» Task directions
Quote the entries word for word. Omit the pictures.

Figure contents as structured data

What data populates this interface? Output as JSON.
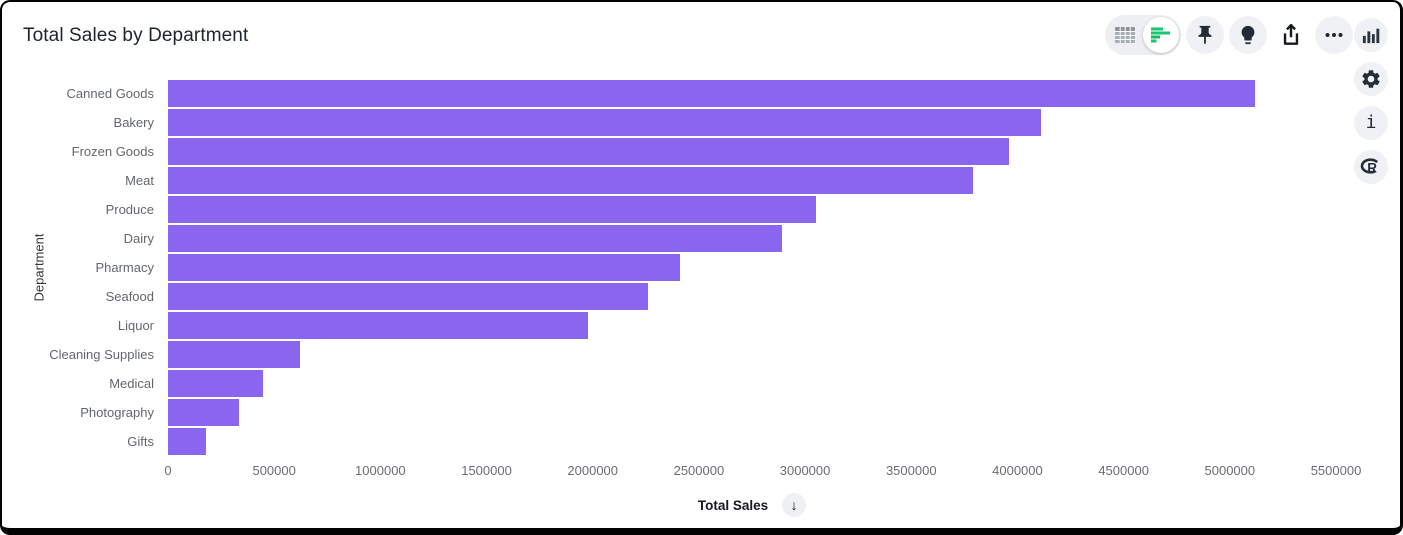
{
  "header": {
    "title": "Total Sales by Department"
  },
  "toolbar": {
    "view_toggle": {
      "options": [
        "table-view",
        "bar-chart-view"
      ],
      "selected": "bar-chart-view"
    },
    "icons": [
      "table-view-icon",
      "bar-chart-view-icon",
      "pin-icon",
      "lightbulb-icon",
      "share-icon",
      "more-options-icon"
    ]
  },
  "right_rail": {
    "icons": [
      "column-chart-icon",
      "settings-gear-icon",
      "info-icon",
      "r-language-icon"
    ],
    "info_glyph": "i"
  },
  "sort_button": {
    "glyph": "↓",
    "direction": "descending"
  },
  "colors": {
    "bar_purple": "#8a66f0",
    "accent_green": "#17c671",
    "icon_dark": "#2b3542",
    "icon_gray": "#9aa1aa",
    "title_text": "#1d2430",
    "axis_text": "#696d73"
  },
  "chart_data": {
    "type": "bar",
    "orientation": "horizontal",
    "title": "Total Sales by Department",
    "xlabel": "Total Sales",
    "ylabel": "Department",
    "categories": [
      "Canned Goods",
      "Bakery",
      "Frozen Goods",
      "Meat",
      "Produce",
      "Dairy",
      "Pharmacy",
      "Seafood",
      "Liquor",
      "Cleaning Supplies",
      "Medical",
      "Photography",
      "Gifts"
    ],
    "values": [
      5120000,
      4110000,
      3960000,
      3790000,
      3050000,
      2890000,
      2410000,
      2260000,
      1980000,
      620000,
      445000,
      335000,
      180000
    ],
    "xlim": [
      0,
      5500000
    ],
    "x_ticks": [
      0,
      500000,
      1000000,
      1500000,
      2000000,
      2500000,
      3000000,
      3500000,
      4000000,
      4500000,
      5000000,
      5500000
    ],
    "bar_color": "#8a66f0",
    "grid": false,
    "legend": "none",
    "sort": "descending"
  }
}
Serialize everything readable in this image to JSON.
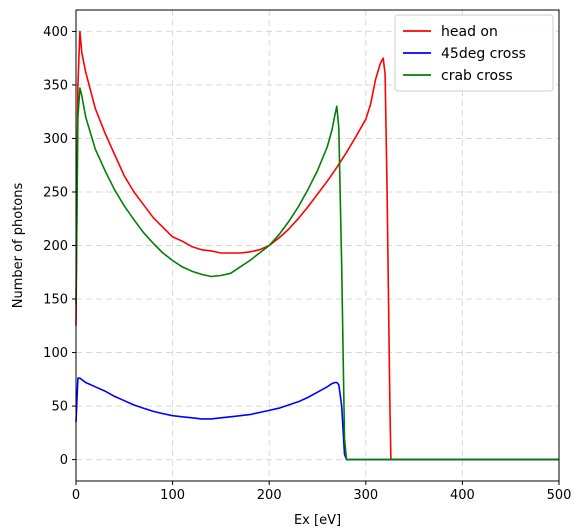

» Task solution
What data populates this interface? Output as JSON.
{
  "header": {
    "title": "Total Sales by Department"
  },
  "toolbar": {
    "view_toggle": {
      "options": [
        "table-view",
        "bar-chart-view"
      ],
      "selected": "bar-chart-view"
    },
    "icons": [
      "table-view-icon",
      "bar-chart-view-icon",
      "pin-icon",
      "lightbulb-icon",
      "share-icon",
      "more-options-icon"
    ]
  },
  "right_rail": {
    "icons": [
      "column-chart-icon",
      "settings-gear-icon",
      "info-icon",
      "r-language-icon"
    ],
    "info_glyph": "i"
  },
  "sort_button": {
    "glyph": "↓",
    "direction": "descending"
  },
  "colors": {
    "bar_purple": "#8a66f0",
    "accent_green": "#17c671",
    "icon_dark": "#2b3542",
    "icon_gray": "#9aa1aa",
    "title_text": "#1d2430",
    "axis_text": "#696d73"
  },
  "chart_data": {
    "type": "bar",
    "orientation": "horizontal",
    "title": "Total Sales by Department",
    "xlabel": "Total Sales",
    "ylabel": "Department",
    "categories": [
      "Canned Goods",
      "Bakery",
      "Frozen Goods",
      "Meat",
      "Produce",
      "Dairy",
      "Pharmacy",
      "Seafood",
      "Liquor",
      "Cleaning Supplies",
      "Medical",
      "Photography",
      "Gifts"
    ],
    "values": [
      5120000,
      4110000,
      3960000,
      3790000,
      3050000,
      2890000,
      2410000,
      2260000,
      1980000,
      620000,
      445000,
      335000,
      180000
    ],
    "xlim": [
      0,
      5500000
    ],
    "x_ticks": [
      0,
      500000,
      1000000,
      1500000,
      2000000,
      2500000,
      3000000,
      3500000,
      4000000,
      4500000,
      5000000,
      5500000
    ],
    "bar_color": "#8a66f0",
    "grid": false,
    "legend": "none",
    "sort": "descending"
  }
}
Serialize everything readable in this image to JSON.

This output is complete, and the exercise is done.